'''

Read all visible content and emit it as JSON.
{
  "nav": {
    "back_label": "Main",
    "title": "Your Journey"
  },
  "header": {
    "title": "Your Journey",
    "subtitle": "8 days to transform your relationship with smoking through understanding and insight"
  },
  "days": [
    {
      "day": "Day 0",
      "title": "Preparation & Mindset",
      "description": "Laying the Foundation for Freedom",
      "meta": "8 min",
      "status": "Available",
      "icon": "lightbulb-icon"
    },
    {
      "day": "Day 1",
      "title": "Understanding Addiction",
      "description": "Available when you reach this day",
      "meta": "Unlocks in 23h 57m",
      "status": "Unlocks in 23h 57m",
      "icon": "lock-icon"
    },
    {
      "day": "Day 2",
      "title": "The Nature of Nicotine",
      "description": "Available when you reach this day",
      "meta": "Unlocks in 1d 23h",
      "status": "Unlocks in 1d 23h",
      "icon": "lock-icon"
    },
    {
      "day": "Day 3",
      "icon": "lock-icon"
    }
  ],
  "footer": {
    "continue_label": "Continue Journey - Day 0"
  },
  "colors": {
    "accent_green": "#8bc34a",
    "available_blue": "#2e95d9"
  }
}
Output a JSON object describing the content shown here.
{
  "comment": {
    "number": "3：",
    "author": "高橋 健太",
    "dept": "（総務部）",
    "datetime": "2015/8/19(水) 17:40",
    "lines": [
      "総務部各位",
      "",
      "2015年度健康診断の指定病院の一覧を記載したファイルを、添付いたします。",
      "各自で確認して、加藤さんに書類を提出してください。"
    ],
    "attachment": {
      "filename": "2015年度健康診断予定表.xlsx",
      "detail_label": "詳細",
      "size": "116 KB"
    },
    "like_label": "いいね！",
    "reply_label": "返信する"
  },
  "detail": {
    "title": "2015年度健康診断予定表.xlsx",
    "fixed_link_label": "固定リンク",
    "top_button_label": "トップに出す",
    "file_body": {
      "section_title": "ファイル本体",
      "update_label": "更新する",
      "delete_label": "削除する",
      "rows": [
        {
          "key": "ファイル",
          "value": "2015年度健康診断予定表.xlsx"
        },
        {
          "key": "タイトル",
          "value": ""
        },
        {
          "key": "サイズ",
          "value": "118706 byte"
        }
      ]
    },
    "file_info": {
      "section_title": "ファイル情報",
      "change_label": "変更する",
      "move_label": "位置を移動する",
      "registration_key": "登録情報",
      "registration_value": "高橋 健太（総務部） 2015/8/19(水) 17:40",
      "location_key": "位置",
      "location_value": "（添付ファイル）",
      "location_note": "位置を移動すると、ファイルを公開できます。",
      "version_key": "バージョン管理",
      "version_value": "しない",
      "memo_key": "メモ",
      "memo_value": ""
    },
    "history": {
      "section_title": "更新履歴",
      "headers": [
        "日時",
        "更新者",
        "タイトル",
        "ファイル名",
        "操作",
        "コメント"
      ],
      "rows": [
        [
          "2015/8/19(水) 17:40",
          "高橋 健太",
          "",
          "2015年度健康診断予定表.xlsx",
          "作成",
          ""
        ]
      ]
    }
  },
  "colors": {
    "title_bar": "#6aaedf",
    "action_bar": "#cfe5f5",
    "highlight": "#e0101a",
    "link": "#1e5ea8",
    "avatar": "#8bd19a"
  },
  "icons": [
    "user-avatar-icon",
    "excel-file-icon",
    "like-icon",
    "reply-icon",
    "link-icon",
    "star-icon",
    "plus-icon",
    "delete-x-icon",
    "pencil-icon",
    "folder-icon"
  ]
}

'''

Extract all lines of the records above that include "meta".

◆ **ANSWER FOR THE TASK**:
      "meta": "8 min",
      "meta": "Unlocks in 23h 57m",
      "meta": "Unlocks in 1d 23h",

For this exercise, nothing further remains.